Directions for this task: Where a line contains the string "label", copy that line.

Records contained in a dataset:
[Begin]
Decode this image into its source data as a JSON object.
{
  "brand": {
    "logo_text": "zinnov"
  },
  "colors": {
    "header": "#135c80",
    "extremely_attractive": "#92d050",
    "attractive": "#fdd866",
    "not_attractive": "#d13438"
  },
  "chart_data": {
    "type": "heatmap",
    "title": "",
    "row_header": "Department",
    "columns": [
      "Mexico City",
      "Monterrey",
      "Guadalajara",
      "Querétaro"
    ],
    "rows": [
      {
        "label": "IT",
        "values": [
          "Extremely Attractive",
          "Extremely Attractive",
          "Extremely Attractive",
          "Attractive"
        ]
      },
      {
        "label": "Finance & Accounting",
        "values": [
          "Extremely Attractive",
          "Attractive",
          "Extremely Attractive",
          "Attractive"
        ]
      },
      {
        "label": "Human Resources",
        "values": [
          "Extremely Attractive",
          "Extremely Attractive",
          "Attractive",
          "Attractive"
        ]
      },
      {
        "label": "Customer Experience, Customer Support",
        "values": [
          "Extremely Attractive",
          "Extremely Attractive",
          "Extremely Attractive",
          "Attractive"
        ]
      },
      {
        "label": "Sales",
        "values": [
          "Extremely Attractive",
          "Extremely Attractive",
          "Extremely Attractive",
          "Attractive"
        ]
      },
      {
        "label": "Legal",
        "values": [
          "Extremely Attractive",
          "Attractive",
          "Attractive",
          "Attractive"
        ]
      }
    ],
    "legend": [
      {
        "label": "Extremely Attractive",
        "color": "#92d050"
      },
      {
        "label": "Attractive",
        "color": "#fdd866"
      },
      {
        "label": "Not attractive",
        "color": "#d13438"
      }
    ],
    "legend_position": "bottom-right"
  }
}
[End]
Correct result:
        "label": "IT",
        "label": "Finance & Accounting",
        "label": "Human Resources",
        "label": "Customer Experience, Customer Support",
        "label": "Sales",
        "label": "Legal",
        "label": "Extremely Attractive",
        "label": "Attractive",
        "label": "Not attractive",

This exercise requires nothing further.